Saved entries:
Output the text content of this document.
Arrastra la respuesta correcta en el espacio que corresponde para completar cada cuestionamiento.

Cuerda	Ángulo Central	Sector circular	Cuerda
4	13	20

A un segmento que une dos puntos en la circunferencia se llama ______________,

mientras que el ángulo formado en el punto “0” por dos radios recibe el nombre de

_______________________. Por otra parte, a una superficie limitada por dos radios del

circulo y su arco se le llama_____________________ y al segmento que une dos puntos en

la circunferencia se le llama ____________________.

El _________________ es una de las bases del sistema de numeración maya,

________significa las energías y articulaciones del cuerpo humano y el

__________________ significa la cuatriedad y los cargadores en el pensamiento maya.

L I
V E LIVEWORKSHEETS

# The problem
Pick out and copy the lines of the entries that hold the string "radios".

# Answer in full
mientras que el ángulo formado en el punto “0” por dos radios recibe el nombre de
_______________________. Por otra parte, a una superficie limitada por dos radios del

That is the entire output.